▸ Objective
Write out, word for word, the lines below from the line with "Patent image size: (905, 495)." to the line with "The second ferromagnetic armature 125 is", including both of those lines.

▸ Material shown

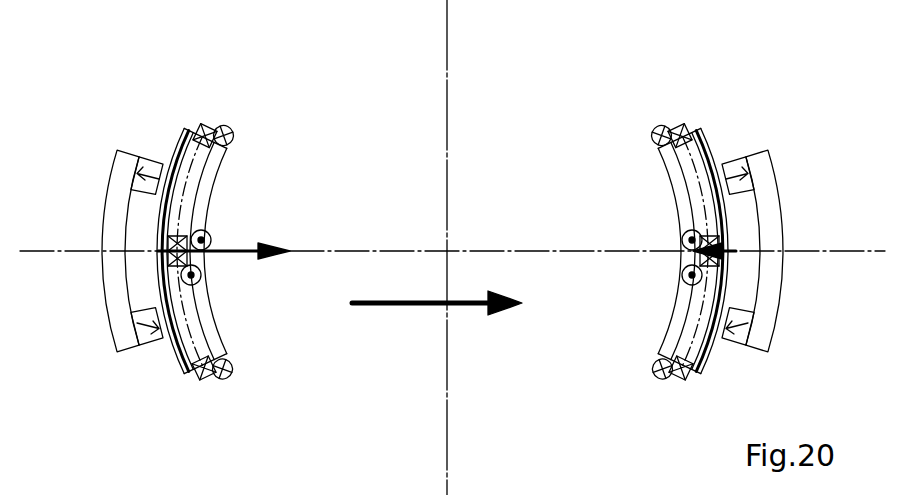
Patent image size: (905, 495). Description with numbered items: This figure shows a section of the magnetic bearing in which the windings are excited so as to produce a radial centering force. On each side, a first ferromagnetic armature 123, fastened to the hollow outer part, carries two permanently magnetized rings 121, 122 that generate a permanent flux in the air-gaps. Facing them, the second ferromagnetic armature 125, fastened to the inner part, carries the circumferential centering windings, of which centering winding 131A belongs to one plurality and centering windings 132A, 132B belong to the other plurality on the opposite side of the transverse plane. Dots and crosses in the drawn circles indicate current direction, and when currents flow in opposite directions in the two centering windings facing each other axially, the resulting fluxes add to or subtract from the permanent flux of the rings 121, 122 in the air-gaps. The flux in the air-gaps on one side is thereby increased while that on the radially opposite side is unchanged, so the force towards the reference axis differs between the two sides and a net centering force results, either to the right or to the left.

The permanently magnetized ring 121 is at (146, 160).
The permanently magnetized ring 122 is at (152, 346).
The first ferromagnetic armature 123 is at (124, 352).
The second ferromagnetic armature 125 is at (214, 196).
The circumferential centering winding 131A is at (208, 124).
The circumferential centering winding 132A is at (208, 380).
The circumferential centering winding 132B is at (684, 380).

--

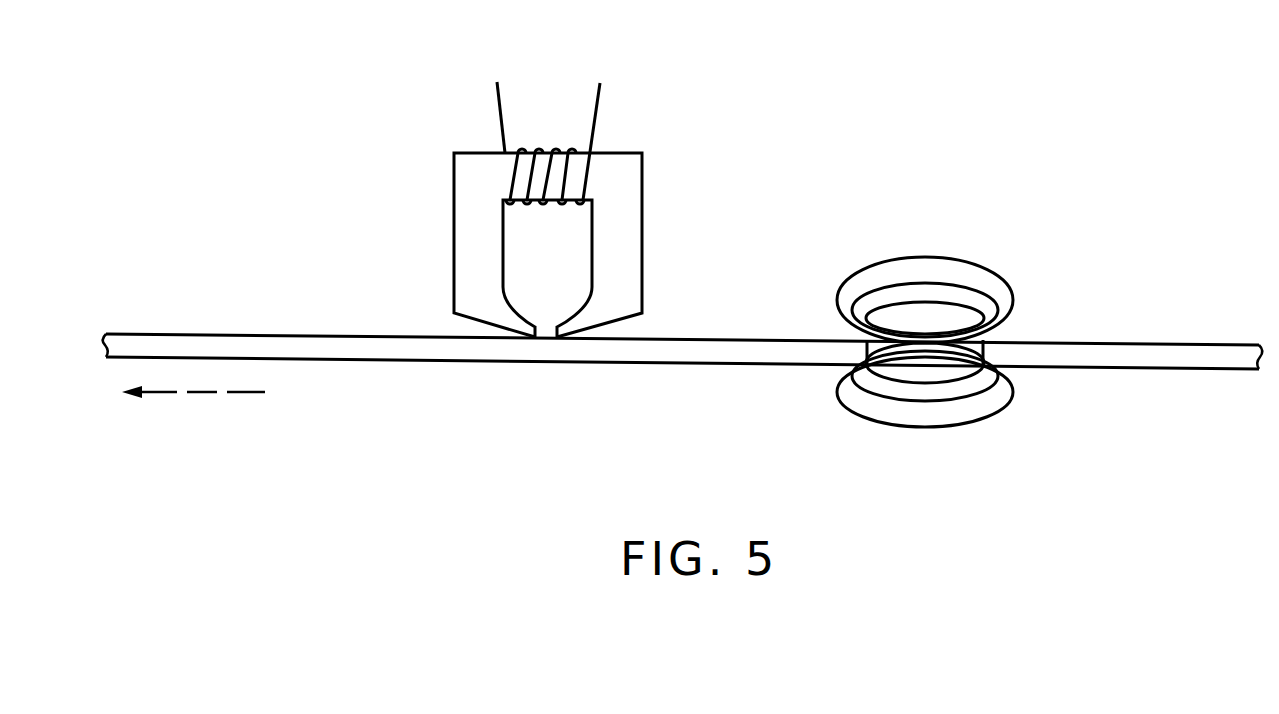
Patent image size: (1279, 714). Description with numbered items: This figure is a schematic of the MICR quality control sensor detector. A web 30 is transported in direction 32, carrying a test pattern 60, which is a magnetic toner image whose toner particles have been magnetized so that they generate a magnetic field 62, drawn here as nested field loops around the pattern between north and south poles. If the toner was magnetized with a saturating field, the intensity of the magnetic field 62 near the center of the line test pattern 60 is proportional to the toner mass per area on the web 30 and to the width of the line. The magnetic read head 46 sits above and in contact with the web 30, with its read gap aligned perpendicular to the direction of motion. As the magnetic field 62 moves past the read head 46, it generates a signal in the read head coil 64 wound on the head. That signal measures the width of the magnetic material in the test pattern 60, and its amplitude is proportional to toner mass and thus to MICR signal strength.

▸ Answer for the task
Patent image size: (905, 495). Description with numbered items: This figure shows a section of the magnetic bearing in which the windings are excited so as to produce a radial centering force. On each side, a first ferromagnetic armature 123, fastened to the hollow outer part, carries two permanently magnetized rings 121, 122 that generate a permanent flux in the air-gaps. Facing them, the second ferromagnetic armature 125, fastened to the inner part, carries the circumferential centering windings, of which centering winding 131A belongs to one plurality and centering windings 132A, 132B belong to the other plurality on the opposite side of the transverse plane. Dots and crosses in the drawn circles indicate current direction, and when currents flow in opposite directions in the two centering windings facing each other axially, the resulting fluxes add to or subtract from the permanent flux of the rings 121, 122 in the air-gaps. The flux in the air-gaps on one side is thereby increased while that on the radially opposite side is unchanged, so the force towards the reference axis differs between the two sides and a net centering force results, either to the right or to the left.

The permanently magnetized ring 121 is at (146, 160).
The permanently magnetized ring 122 is at (152, 346).
The first ferromagnetic armature 123 is at (124, 352).
The second ferromagnetic armature 125 is at (214, 196).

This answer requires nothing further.